→ **TASK DESCRIPTION**
Look for the word "case" in the records, and copy each line where it appears.

→ **DATA FOR THIS TASK**

○ ○ ○ ○

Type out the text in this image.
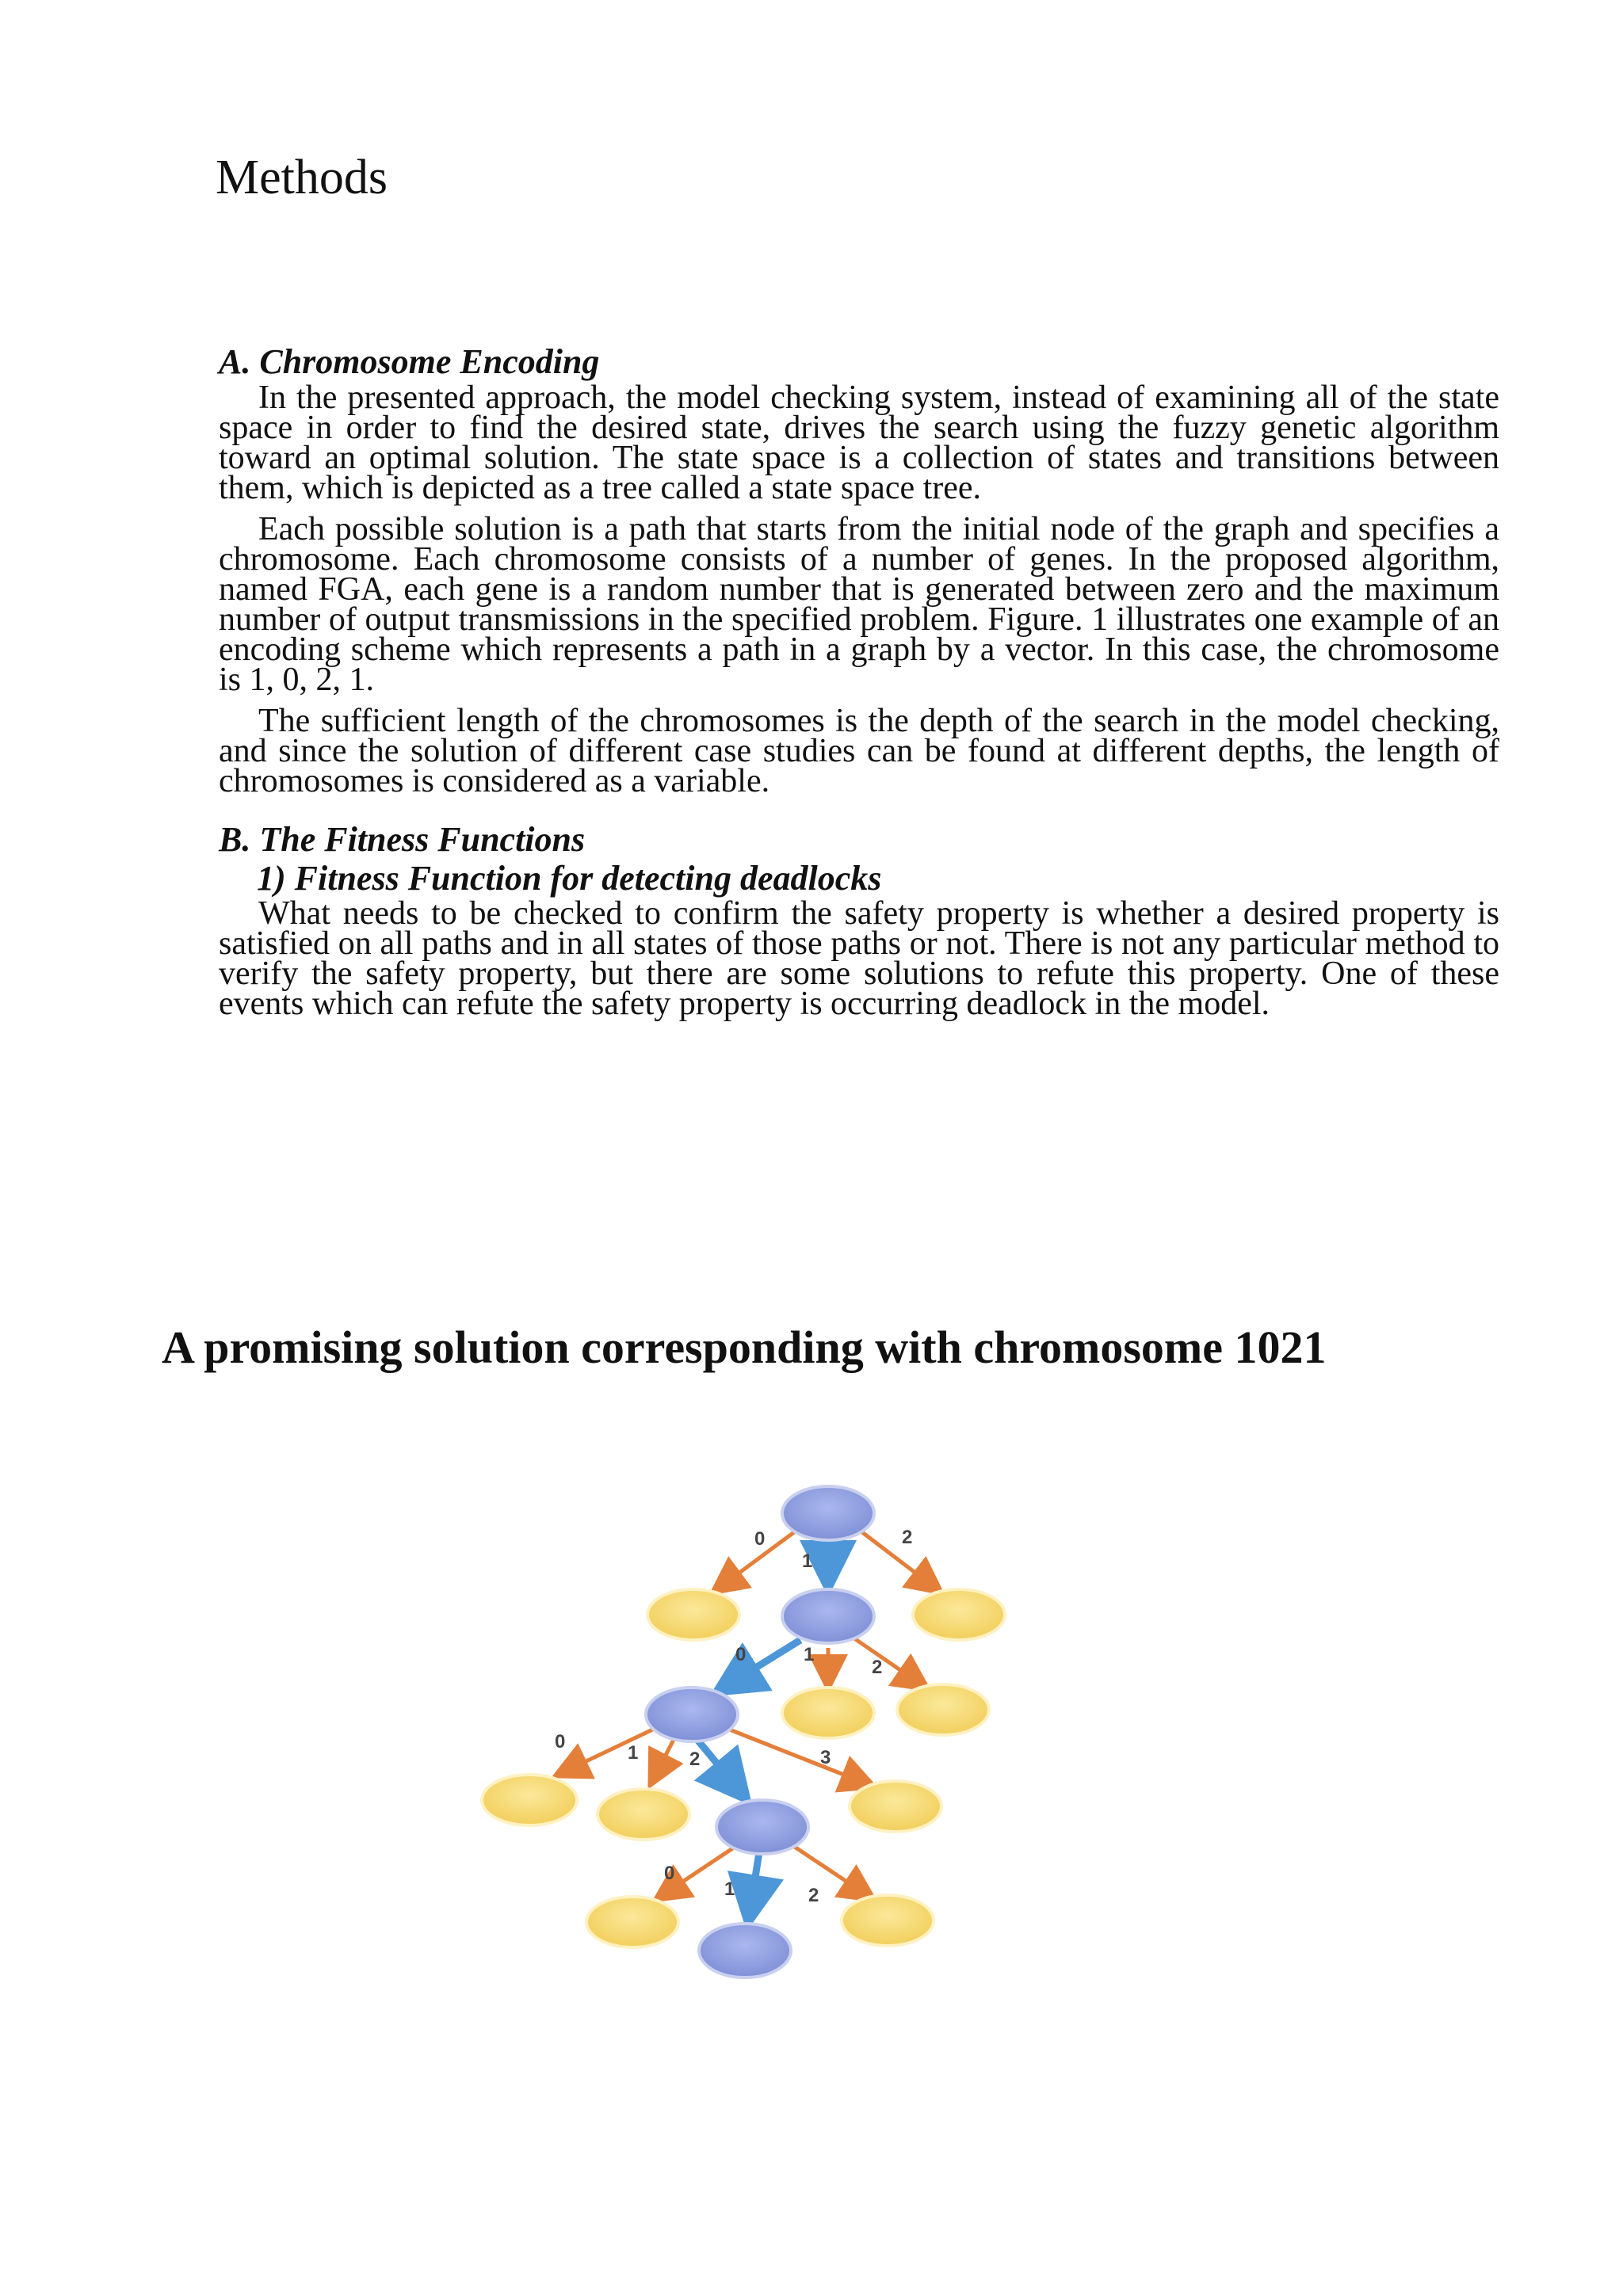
Methods
A. Chromosome Encoding

In the presented approach, the model checking system, instead of examining all of the state space in order to find the desired state, drives the search using the fuzzy genetic algorithm toward an optimal solution. The state space is a collection of states and transitions between them, which is depicted as a tree called a state space tree.

Each possible solution is a path that starts from the initial node of the graph and specifies a chromosome. Each chromosome consists of a number of genes. In the proposed algorithm, named FGA, each gene is a random number that is generated between zero and the maximum number of output transmissions in the specified problem. Figure. 1 illustrates one example of an encoding scheme which represents a path in a graph by a vector. In this case, the chromosome is 1, 0, 2, 1.

The sufficient length of the chromosomes is the depth of the search in the model checking, and since the solution of different case studies can be found at different depths, the length of chromosomes is considered as a variable.

B. The Fitness Functions
1) Fitness Function for detecting deadlocks

What needs to be checked to confirm the safety property is whether a desired property is satisfied on all paths and in all states of those paths or not. There is not any particular method to verify the safety property, but there are some solutions to refute this property. One of these events which can refute the safety property is occurring deadlock in the model.

A promising solution corresponding with chromosome 1021
0
1
2
0	1
2
0
1	2	3
0
1	2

○ ○ ○ ○

→ **ANSWER FOR THIS EXERCISE**
Each possible solution is a path that starts from the initial node of the graph and specifies a chromosome. Each chromosome consists of a number of genes. In the proposed algorithm, named FGA, each gene is a random number that is generated between zero and the maximum number of output transmissions in the specified problem. Figure. 1 illustrates one example of an encoding scheme which represents a path in a graph by a vector. In this case, the chromosome is 1, 0, 2, 1.
The sufficient length of the chromosomes is the depth of the search in the model checking, and since the solution of different case studies can be found at different depths, the length of chromosomes is considered as a variable.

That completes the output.